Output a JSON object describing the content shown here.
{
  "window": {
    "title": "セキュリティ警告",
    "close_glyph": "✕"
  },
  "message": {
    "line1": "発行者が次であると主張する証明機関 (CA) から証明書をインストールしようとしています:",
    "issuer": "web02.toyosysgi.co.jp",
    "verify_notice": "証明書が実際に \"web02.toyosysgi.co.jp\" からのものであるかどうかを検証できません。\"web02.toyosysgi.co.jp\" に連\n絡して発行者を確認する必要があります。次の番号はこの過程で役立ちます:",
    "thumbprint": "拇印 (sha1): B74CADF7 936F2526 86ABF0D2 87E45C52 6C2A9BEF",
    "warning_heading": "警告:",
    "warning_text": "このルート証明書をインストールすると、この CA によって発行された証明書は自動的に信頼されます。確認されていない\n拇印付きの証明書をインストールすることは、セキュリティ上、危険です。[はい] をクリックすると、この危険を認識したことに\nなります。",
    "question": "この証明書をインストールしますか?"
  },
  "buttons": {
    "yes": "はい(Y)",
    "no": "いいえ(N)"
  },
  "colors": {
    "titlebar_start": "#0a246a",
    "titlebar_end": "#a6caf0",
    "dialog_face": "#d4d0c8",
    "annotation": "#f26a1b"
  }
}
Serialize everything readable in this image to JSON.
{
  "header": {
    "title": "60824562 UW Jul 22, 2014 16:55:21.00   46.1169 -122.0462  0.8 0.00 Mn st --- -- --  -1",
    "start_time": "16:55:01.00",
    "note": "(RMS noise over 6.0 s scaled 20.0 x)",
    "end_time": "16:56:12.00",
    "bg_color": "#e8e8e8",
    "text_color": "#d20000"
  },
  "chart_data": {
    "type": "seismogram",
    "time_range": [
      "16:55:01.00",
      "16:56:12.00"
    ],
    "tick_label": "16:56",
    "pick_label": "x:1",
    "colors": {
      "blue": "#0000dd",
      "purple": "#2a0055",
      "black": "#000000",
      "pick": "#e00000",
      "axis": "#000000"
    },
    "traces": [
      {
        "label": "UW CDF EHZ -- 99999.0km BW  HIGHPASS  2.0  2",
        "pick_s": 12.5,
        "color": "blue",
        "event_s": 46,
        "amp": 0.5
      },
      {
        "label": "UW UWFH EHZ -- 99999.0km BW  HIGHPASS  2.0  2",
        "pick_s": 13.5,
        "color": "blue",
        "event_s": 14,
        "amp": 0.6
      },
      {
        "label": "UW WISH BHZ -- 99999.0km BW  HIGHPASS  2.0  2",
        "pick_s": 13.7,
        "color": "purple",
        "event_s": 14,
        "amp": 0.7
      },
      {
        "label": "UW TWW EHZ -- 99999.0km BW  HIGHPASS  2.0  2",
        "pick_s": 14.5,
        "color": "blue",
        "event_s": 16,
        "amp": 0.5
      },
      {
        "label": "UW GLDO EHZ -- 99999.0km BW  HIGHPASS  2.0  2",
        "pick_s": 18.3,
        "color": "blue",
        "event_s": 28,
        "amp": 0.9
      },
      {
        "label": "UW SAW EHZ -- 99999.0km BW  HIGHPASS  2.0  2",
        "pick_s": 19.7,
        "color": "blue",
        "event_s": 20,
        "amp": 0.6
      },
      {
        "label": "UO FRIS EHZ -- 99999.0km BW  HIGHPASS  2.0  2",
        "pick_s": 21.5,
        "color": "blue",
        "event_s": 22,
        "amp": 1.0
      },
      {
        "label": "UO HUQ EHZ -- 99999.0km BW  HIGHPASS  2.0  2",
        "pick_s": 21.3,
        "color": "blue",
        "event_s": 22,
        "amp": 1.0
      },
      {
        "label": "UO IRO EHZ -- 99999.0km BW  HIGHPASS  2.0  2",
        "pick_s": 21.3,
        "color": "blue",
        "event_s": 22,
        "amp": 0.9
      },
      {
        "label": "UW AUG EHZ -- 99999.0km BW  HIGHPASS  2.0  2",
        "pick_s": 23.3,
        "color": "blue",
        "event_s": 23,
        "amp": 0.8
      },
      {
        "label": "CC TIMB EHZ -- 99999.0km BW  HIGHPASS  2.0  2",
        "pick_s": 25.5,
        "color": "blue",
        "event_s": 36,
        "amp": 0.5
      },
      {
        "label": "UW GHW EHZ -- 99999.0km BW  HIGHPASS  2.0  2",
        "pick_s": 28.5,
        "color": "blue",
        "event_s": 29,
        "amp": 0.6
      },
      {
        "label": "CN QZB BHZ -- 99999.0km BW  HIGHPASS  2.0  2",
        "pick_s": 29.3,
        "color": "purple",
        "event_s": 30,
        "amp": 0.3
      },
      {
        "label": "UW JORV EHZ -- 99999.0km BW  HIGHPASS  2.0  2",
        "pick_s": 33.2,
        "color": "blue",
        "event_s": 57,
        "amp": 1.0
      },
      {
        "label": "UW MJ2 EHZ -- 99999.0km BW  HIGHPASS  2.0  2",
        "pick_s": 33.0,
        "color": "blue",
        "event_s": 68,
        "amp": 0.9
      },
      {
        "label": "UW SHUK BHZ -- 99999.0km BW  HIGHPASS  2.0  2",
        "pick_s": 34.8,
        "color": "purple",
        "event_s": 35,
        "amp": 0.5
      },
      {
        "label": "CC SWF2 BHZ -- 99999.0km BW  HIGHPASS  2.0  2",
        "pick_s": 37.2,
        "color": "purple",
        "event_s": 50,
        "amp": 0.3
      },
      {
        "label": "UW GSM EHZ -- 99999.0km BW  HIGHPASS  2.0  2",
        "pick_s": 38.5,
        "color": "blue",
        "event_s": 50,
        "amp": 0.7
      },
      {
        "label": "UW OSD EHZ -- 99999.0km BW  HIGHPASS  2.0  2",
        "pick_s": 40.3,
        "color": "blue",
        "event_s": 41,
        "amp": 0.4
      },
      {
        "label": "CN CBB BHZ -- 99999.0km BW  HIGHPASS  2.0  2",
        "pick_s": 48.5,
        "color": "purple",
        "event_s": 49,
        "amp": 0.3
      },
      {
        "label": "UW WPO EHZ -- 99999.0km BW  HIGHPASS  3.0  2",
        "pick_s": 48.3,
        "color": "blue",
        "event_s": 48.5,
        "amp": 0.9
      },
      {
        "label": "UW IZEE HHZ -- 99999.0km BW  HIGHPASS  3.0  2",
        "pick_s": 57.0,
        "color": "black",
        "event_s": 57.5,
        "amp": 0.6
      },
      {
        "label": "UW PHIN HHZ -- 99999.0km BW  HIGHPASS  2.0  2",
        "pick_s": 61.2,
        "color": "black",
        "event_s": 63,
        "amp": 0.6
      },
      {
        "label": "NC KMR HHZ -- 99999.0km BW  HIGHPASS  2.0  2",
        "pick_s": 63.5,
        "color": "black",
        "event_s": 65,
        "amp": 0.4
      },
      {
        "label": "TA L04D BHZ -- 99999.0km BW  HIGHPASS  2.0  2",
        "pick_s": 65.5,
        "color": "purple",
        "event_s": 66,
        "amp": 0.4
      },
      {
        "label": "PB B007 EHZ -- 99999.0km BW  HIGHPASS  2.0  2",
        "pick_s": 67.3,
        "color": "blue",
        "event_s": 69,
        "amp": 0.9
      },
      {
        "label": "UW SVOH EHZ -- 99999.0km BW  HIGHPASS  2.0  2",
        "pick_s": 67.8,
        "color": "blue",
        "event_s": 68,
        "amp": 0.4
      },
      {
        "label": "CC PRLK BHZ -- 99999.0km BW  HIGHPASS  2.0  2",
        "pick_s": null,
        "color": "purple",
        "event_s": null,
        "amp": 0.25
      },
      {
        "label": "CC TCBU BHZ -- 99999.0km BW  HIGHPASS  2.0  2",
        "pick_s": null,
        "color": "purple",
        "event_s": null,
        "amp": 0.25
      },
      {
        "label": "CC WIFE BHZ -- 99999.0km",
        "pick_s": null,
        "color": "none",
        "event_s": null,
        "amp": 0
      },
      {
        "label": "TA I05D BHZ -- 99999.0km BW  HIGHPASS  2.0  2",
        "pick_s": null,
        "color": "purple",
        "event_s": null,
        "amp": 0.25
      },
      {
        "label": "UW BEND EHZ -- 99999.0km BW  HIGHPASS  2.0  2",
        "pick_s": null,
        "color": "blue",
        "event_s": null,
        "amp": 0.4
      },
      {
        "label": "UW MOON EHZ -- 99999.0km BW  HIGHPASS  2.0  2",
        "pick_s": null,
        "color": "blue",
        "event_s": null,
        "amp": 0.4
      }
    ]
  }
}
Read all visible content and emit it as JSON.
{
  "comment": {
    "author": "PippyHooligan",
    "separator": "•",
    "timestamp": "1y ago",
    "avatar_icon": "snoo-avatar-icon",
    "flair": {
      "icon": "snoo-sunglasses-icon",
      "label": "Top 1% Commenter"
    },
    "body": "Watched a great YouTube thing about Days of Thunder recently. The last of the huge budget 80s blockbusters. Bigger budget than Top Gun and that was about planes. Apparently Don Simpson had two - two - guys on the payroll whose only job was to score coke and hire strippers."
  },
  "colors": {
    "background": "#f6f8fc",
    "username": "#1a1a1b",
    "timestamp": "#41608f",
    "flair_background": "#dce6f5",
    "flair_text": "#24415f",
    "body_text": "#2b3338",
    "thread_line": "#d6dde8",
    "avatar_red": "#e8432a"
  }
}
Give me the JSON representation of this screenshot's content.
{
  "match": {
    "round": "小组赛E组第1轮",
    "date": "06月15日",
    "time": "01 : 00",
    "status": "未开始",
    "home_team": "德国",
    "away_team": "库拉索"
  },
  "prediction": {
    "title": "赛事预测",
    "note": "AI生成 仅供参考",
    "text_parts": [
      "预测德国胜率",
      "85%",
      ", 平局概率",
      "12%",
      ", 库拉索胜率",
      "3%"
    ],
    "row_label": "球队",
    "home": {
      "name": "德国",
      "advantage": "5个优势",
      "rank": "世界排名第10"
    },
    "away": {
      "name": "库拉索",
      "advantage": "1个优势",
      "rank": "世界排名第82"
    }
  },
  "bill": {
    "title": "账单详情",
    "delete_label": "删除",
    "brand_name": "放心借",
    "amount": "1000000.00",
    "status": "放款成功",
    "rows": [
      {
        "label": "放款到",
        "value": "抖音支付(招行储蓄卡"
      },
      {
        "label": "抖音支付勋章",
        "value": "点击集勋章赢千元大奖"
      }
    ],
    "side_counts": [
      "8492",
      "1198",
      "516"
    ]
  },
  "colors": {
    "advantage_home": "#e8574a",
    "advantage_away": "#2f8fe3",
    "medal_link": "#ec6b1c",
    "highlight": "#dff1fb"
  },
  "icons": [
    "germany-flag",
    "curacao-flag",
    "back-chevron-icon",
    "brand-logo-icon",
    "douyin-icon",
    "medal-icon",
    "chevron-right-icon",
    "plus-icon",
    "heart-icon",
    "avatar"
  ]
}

### THE PROBLEM
From the material given, work out how many lines hold the string "JSON"; state that number and nothing further.

### TASK SOLUTION
4